[WORK INSTRUCTIONS] Reproduce the listing below line for line, changing nothing.

[RECORDS SUPPLIED]
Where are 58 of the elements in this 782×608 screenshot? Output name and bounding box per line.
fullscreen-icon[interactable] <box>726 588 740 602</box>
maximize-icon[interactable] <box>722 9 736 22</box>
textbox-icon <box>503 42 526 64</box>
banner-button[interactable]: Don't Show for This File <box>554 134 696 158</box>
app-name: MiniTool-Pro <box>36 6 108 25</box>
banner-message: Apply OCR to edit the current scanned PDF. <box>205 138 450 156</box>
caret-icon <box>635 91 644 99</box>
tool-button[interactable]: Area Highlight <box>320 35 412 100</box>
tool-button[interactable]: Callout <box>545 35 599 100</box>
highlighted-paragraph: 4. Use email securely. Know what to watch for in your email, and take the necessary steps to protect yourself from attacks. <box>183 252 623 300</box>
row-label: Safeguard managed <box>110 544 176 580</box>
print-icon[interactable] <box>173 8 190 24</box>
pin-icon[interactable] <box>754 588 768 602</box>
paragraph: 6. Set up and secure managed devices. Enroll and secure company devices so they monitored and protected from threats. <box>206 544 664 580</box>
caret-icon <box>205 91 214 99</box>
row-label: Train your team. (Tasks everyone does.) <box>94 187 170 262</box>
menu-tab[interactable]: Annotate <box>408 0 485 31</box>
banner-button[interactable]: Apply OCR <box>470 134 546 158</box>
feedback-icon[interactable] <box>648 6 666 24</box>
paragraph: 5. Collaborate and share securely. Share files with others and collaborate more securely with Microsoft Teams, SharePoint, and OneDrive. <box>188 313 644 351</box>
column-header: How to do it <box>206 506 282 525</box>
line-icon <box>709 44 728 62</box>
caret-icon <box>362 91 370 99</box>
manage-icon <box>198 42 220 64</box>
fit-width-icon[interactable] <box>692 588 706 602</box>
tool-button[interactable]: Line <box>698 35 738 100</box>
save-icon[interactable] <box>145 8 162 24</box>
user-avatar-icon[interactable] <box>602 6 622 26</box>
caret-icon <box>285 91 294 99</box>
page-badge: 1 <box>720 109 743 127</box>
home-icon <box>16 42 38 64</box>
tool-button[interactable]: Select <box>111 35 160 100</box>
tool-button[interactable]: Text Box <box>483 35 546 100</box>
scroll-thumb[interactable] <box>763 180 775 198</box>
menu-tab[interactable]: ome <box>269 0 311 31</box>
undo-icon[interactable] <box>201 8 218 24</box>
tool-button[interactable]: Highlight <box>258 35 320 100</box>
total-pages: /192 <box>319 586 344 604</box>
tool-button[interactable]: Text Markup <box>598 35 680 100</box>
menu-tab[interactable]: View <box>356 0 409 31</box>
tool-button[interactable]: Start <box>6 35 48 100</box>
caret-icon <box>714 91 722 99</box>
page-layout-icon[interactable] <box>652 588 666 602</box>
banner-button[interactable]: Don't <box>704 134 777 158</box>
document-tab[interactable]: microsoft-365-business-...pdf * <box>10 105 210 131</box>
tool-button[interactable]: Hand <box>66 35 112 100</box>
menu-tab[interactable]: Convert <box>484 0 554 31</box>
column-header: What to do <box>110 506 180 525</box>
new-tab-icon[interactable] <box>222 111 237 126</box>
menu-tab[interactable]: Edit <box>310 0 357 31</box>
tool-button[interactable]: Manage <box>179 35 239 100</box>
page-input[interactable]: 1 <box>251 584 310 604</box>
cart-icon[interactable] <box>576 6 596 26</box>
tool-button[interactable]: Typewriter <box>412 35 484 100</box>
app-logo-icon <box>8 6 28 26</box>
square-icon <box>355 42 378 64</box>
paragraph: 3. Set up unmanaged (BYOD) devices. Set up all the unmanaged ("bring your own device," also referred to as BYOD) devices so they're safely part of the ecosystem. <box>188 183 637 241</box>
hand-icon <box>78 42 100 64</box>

[WORKED ANSWER]
Where are 58 of the elements in this 782×608 screenshot? Output name and bounding box per line.
fullscreen-icon[interactable] <box>726 588 740 602</box>
maximize-icon[interactable] <box>722 9 736 22</box>
textbox-icon <box>503 42 526 64</box>
banner-button[interactable]: Don't Show for This File <box>554 134 696 158</box>
app-name: MiniTool-Pro <box>36 6 108 25</box>
banner-message: Apply OCR to edit the current scanned PDF. <box>205 138 450 156</box>
caret-icon <box>635 91 644 99</box>
tool-button[interactable]: Area Highlight <box>320 35 412 100</box>
tool-button[interactable]: Callout <box>545 35 599 100</box>
highlighted-paragraph: 4. Use email securely. Know what to watch for in your email, and take the necessary steps to protect yourself from attacks. <box>183 252 623 300</box>
row-label: Safeguard managed <box>110 544 176 580</box>
print-icon[interactable] <box>173 8 190 24</box>
pin-icon[interactable] <box>754 588 768 602</box>
paragraph: 6. Set up and secure managed devices. Enroll and secure company devices so they monitored and protected from threats. <box>206 544 664 580</box>
caret-icon <box>205 91 214 99</box>
row-label: Train your team. (Tasks everyone does.) <box>94 187 170 262</box>
menu-tab[interactable]: Annotate <box>408 0 485 31</box>
banner-button[interactable]: Apply OCR <box>470 134 546 158</box>
feedback-icon[interactable] <box>648 6 666 24</box>
paragraph: 5. Collaborate and share securely. Share files with others and collaborate more securely with Microsoft Teams, SharePoint, and OneDrive. <box>188 313 644 351</box>
column-header: How to do it <box>206 506 282 525</box>
line-icon <box>709 44 728 62</box>
caret-icon <box>362 91 370 99</box>
manage-icon <box>198 42 220 64</box>
fit-width-icon[interactable] <box>692 588 706 602</box>
tool-button[interactable]: Line <box>698 35 738 100</box>
save-icon[interactable] <box>145 8 162 24</box>
user-avatar-icon[interactable] <box>602 6 622 26</box>
caret-icon <box>285 91 294 99</box>
page-badge: 1 <box>720 109 743 127</box>
home-icon <box>16 42 38 64</box>
tool-button[interactable]: Select <box>111 35 160 100</box>
tool-button[interactable]: Text Box <box>483 35 546 100</box>
scroll-thumb[interactable] <box>763 180 775 198</box>
menu-tab[interactable]: ome <box>269 0 311 31</box>
undo-icon[interactable] <box>201 8 218 24</box>
tool-button[interactable]: Highlight <box>258 35 320 100</box>
total-pages: /192 <box>319 586 344 604</box>
tool-button[interactable]: Text Markup <box>598 35 680 100</box>
menu-tab[interactable]: View <box>356 0 409 31</box>
tool-button[interactable]: Start <box>6 35 48 100</box>
caret-icon <box>714 91 722 99</box>
page-layout-icon[interactable] <box>652 588 666 602</box>
banner-button[interactable]: Don't <box>704 134 777 158</box>
document-tab[interactable]: microsoft-365-business-...pdf * <box>10 105 210 131</box>
tool-button[interactable]: Hand <box>66 35 112 100</box>
menu-tab[interactable]: Convert <box>484 0 554 31</box>
column-header: What to do <box>110 506 180 525</box>
new-tab-icon[interactable] <box>222 111 237 126</box>
menu-tab[interactable]: Edit <box>310 0 357 31</box>
tool-button[interactable]: Manage <box>179 35 239 100</box>
page-input[interactable]: 1 <box>251 584 310 604</box>
cart-icon[interactable] <box>576 6 596 26</box>
tool-button[interactable]: Typewriter <box>412 35 484 100</box>
app-logo-icon <box>8 6 28 26</box>
square-icon <box>355 42 378 64</box>
paragraph: 3. Set up unmanaged (BYOD) devices. Set up all the unmanaged ("bring your own device," also referred to as BYOD) devices so they're safely part of the ecosystem. <box>188 183 637 241</box>
hand-icon <box>78 42 100 64</box>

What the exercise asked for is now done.